Output every line below exactly.

════════

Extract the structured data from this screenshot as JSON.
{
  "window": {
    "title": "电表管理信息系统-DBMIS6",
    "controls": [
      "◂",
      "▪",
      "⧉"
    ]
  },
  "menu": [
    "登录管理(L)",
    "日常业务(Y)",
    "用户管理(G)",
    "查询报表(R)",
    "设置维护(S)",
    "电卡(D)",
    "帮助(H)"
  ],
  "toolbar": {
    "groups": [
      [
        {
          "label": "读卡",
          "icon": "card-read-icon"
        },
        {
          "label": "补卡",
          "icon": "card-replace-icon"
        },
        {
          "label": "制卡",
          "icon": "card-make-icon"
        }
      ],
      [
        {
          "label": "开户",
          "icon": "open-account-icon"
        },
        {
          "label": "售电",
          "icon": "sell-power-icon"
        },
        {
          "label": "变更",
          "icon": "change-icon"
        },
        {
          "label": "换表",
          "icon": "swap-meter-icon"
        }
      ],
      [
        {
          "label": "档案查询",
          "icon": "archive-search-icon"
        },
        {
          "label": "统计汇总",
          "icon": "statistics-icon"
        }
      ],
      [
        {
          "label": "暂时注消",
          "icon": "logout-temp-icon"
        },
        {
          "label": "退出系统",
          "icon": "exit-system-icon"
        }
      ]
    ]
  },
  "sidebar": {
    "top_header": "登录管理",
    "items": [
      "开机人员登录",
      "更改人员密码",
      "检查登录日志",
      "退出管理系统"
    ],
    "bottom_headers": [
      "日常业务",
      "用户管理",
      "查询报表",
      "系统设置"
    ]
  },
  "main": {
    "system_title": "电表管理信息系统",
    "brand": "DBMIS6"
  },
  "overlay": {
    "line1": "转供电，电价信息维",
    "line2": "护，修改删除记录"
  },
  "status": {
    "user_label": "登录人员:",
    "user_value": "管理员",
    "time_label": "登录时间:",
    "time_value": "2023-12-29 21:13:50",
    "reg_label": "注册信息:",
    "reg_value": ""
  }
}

════════

> **Solution to this exercise**
Extract the structured data from this screenshot as JSON.
{
  "window": {
    "title": "电表管理信息系统-DBMIS6",
    "controls": [
      "◂",
      "▪",
      "⧉"
    ]
  },
  "menu": [
    "登录管理(L)",
    "日常业务(Y)",
    "用户管理(G)",
    "查询报表(R)",
    "设置维护(S)",
    "电卡(D)",
    "帮助(H)"
  ],
  "toolbar": {
    "groups": [
      [
        {
          "label": "读卡",
          "icon": "card-read-icon"
        },
        {
          "label": "补卡",
          "icon": "card-replace-icon"
        },
        {
          "label": "制卡",
          "icon": "card-make-icon"
        }
      ],
      [
        {
          "label": "开户",
          "icon": "open-account-icon"
        },
        {
          "label": "售电",
          "icon": "sell-power-icon"
        },
        {
          "label": "变更",
          "icon": "change-icon"
        },
        {
          "label": "换表",
          "icon": "swap-meter-icon"
        }
      ],
      [
        {
          "label": "档案查询",
          "icon": "archive-search-icon"
        },
        {
          "label": "统计汇总",
          "icon": "statistics-icon"
        }
      ],
      [
        {
          "label": "暂时注消",
          "icon": "logout-temp-icon"
        },
        {
          "label": "退出系统",
          "icon": "exit-system-icon"
        }
      ]
    ]
  },
  "sidebar": {
    "top_header": "登录管理",
    "items": [
      "开机人员登录",
      "更改人员密码",
      "检查登录日志",
      "退出管理系统"
    ],
    "bottom_headers": [
      "日常业务",
      "用户管理",
      "查询报表",
      "系统设置"
    ]
  },
  "main": {
    "system_title": "电表管理信息系统",
    "brand": "DBMIS6"
  },
  "overlay": {
    "line1": "转供电，电价信息维",
    "line2": "护，修改删除记录"
  },
  "status": {
    "user_label": "登录人员:",
    "user_value": "管理员",
    "time_label": "登录时间:",
    "time_value": "2023-12-29 21:13:50",
    "reg_label": "注册信息:",
    "reg_value": ""
  }
}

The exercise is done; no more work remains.